#### [What is needed]
Check each line of the listing for the word "value" and report how many lines contain it, giving nothing but the number.
── Data lines
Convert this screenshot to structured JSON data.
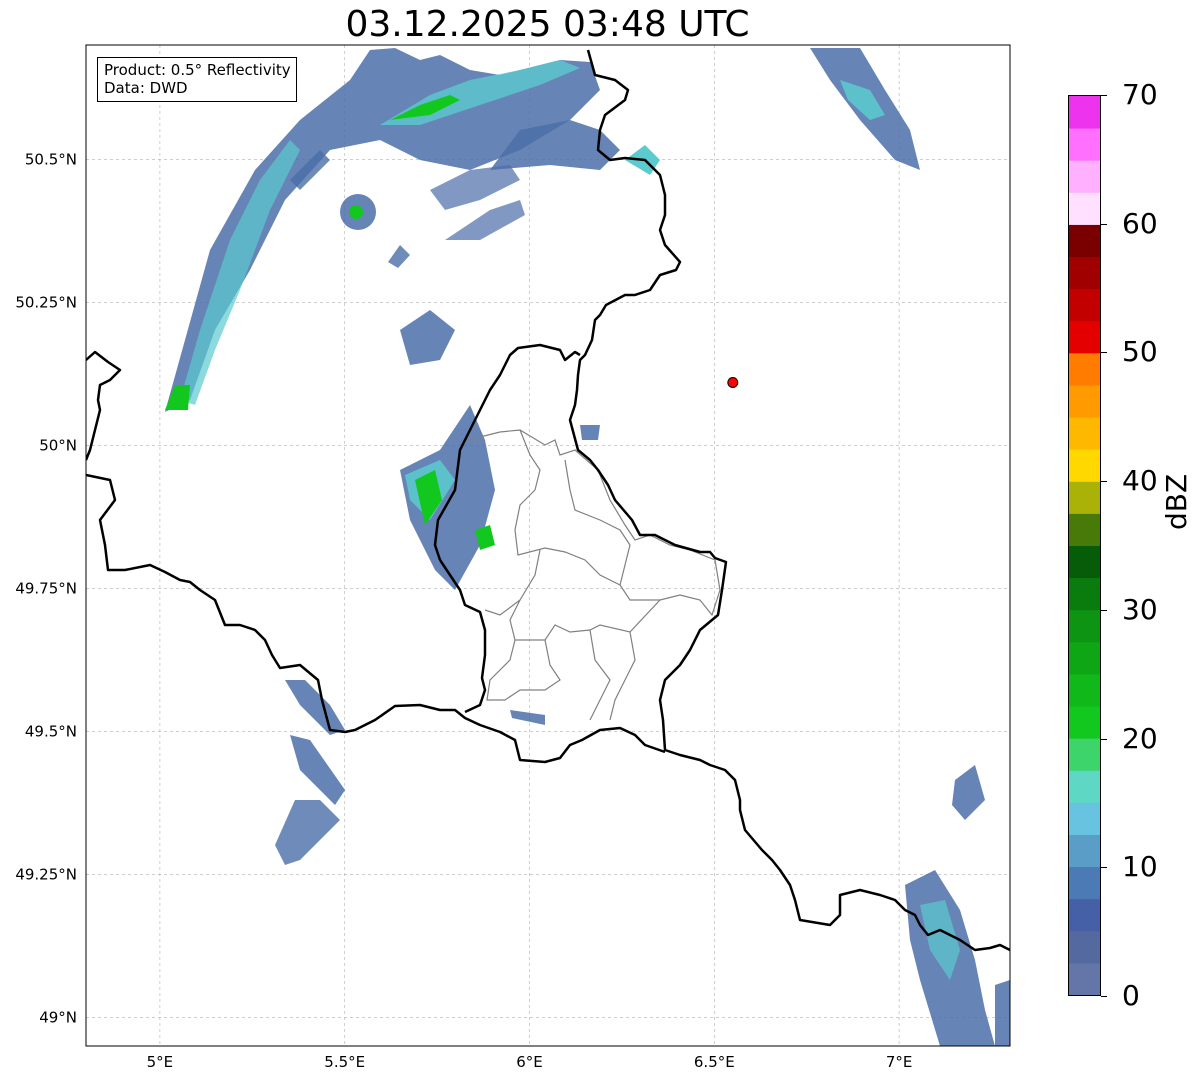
{
  "title": "03.12.2025 03:48 UTC",
  "info": {
    "product": "Product: 0.5° Reflectivity",
    "source": "Data: DWD"
  },
  "axes": {
    "lon_ticks": [
      {
        "value": 5.0,
        "label": "5°E"
      },
      {
        "value": 5.5,
        "label": "5.5°E"
      },
      {
        "value": 6.0,
        "label": "6°E"
      },
      {
        "value": 6.5,
        "label": "6.5°E"
      },
      {
        "value": 7.0,
        "label": "7°E"
      }
    ],
    "lat_ticks": [
      {
        "value": 50.5,
        "label": "50.5°N"
      },
      {
        "value": 50.25,
        "label": "50.25°N"
      },
      {
        "value": 50.0,
        "label": "50°N"
      },
      {
        "value": 49.75,
        "label": "49.75°N"
      },
      {
        "value": 49.5,
        "label": "49.5°N"
      },
      {
        "value": 49.25,
        "label": "49.25°N"
      },
      {
        "value": 49.0,
        "label": "49°N"
      }
    ],
    "lon_range": [
      4.8,
      7.3
    ],
    "lat_range": [
      48.95,
      50.7
    ],
    "grid": true
  },
  "marker": {
    "lon": 6.55,
    "lat": 50.11,
    "color": "#ff0000"
  },
  "colorbar": {
    "unit": "dBZ",
    "range": [
      0,
      70
    ],
    "labels": [
      "0",
      "10",
      "20",
      "30",
      "40",
      "50",
      "60",
      "70"
    ],
    "colors": [
      "#6475a8",
      "#5369a0",
      "#4560a6",
      "#4b7ab4",
      "#5a9ec8",
      "#67c3df",
      "#5ed8c4",
      "#3dd46b",
      "#12c81e",
      "#10b81a",
      "#0fa616",
      "#0c9412",
      "#0a7c0e",
      "#065c08",
      "#477a08",
      "#aab208",
      "#ffd800",
      "#ffb800",
      "#ff9a00",
      "#ff7c00",
      "#e50000",
      "#c20000",
      "#a00000",
      "#7a0000",
      "#ffe0ff",
      "#ffb0ff",
      "#ff70ff",
      "#ee33ee"
    ]
  },
  "colors": {
    "national_border": "#000000",
    "district_border": "#808080",
    "grid": "#b0b0b0",
    "echo_low": "#4b6ea8",
    "echo_mid": "#5ccbd0",
    "echo_high": "#12c81e"
  }
}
────
#### [Task response]
12